_YOUR TASK_. Check each line of the records for "STREAM"; collect those that have it.

[Stored data]
..............................

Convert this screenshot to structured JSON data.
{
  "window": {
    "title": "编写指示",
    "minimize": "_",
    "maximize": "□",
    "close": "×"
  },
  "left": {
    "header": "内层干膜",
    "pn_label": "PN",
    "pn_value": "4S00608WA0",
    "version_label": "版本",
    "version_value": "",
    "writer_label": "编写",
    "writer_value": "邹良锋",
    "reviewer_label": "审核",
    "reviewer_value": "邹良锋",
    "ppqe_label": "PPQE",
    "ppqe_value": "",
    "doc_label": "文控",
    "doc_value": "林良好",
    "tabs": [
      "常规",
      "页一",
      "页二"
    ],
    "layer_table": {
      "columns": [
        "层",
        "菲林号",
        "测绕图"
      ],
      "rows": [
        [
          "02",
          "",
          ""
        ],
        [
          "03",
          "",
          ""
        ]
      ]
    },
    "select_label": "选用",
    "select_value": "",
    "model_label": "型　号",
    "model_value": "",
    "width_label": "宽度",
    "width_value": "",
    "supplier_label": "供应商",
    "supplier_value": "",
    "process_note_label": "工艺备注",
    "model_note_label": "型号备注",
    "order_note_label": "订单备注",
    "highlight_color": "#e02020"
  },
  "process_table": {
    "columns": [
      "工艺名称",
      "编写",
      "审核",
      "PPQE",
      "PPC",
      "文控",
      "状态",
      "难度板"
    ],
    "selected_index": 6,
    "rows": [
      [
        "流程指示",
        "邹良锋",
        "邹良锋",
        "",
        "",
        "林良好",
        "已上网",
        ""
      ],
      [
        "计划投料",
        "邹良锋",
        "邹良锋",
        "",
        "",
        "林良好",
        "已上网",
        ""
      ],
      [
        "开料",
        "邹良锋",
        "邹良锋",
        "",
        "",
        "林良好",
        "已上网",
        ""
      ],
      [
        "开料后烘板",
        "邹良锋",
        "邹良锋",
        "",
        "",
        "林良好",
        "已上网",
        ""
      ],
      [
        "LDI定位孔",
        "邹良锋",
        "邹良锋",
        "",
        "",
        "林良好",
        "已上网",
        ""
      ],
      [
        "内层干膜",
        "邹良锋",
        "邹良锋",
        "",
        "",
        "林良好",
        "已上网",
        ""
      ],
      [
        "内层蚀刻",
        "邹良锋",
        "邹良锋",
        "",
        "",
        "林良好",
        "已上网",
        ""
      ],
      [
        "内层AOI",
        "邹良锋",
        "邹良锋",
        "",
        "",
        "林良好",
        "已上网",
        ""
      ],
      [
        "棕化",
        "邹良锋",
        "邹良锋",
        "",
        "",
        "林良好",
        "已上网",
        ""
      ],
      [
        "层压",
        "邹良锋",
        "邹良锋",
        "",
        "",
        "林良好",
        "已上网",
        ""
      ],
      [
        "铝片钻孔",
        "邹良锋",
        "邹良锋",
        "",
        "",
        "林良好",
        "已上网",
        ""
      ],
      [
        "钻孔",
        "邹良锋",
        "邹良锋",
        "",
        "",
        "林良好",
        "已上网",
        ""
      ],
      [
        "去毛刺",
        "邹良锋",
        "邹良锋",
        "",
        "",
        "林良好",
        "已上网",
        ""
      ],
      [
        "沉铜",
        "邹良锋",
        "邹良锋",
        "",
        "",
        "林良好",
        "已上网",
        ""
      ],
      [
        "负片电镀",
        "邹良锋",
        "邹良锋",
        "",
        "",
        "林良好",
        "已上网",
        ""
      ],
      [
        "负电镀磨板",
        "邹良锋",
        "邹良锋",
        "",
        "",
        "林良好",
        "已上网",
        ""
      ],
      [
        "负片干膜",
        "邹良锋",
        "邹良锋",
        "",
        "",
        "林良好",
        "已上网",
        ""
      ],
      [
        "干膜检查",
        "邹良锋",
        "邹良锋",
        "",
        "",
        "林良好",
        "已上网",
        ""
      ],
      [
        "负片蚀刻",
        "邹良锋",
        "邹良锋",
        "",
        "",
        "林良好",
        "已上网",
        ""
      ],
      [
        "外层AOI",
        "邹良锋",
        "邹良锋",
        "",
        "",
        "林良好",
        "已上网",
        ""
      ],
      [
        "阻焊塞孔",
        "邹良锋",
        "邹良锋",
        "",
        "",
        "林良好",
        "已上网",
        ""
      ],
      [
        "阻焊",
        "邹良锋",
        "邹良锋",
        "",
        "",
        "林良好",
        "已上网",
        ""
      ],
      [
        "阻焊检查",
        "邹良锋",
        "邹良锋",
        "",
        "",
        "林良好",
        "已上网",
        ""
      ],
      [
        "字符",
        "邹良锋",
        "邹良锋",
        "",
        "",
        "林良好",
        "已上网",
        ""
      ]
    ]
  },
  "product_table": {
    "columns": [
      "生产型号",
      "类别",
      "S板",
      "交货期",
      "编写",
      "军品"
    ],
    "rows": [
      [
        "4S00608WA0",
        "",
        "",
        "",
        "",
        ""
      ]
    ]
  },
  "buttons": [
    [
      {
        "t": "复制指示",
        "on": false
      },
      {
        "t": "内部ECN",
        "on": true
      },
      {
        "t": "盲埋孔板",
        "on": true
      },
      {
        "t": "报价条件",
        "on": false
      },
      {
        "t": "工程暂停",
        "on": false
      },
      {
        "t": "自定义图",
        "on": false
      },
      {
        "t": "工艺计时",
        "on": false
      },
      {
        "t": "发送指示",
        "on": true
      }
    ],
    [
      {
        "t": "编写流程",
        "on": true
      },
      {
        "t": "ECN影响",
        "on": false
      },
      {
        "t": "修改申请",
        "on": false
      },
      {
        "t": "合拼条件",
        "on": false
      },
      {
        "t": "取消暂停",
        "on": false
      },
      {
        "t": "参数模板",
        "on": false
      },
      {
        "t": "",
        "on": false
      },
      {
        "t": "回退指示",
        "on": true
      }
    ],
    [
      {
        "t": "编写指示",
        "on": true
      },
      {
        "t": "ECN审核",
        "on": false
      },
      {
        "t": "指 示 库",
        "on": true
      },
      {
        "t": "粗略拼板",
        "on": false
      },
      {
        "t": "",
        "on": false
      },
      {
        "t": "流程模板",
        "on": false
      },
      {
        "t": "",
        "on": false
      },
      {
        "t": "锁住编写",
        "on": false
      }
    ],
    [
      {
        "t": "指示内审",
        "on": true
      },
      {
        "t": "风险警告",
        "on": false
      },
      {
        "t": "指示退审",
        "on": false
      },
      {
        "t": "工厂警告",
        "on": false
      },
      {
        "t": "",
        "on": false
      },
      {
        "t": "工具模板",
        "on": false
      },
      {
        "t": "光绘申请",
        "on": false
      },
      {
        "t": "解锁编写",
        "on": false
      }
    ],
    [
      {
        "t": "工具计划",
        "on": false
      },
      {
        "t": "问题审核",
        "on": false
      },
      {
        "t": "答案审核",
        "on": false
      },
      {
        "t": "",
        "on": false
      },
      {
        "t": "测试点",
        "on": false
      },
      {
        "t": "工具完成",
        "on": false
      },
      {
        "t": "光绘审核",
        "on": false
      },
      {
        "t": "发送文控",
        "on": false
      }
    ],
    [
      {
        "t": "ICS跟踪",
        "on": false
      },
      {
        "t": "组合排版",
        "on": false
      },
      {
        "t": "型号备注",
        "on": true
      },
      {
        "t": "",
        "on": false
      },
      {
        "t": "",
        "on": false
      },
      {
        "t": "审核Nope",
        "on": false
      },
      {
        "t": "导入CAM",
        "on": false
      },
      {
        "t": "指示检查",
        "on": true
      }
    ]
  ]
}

..............................

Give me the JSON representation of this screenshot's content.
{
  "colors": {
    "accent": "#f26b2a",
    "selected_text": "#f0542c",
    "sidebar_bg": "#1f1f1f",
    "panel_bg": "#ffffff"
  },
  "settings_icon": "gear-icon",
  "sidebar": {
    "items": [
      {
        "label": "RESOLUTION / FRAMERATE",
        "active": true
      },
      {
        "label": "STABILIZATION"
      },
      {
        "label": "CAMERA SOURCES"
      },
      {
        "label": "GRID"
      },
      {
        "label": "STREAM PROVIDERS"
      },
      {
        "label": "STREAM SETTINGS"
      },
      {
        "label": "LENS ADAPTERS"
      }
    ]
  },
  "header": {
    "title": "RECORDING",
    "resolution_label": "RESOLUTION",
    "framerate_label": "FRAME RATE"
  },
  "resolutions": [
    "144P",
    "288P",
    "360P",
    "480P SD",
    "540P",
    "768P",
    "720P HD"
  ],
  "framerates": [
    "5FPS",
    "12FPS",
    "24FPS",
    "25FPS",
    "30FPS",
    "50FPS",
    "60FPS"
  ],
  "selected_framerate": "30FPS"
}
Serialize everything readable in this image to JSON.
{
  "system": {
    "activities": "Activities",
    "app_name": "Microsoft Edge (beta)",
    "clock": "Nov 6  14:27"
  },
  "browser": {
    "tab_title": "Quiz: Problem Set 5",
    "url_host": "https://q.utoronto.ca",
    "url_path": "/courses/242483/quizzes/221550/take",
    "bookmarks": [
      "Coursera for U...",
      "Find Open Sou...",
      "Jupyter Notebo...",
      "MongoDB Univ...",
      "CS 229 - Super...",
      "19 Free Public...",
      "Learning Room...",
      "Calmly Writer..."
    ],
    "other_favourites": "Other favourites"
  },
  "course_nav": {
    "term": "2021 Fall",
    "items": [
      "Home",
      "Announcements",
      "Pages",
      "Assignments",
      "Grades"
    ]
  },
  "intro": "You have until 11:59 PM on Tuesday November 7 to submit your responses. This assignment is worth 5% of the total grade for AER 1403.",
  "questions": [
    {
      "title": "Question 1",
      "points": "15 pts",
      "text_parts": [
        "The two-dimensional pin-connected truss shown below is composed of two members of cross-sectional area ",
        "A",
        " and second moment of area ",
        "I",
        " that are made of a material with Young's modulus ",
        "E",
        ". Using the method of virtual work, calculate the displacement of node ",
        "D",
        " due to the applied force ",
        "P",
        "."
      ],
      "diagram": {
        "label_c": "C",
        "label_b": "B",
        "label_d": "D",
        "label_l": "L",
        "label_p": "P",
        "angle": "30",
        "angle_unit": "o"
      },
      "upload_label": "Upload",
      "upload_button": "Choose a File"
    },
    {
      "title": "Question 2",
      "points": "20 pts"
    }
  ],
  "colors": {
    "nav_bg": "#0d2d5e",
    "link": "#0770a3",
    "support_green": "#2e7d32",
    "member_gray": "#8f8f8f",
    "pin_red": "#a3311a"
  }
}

..............................

_TASK RESPONSE_.
        "label": "STREAM PROVIDERS"
        "label": "STREAM SETTINGS"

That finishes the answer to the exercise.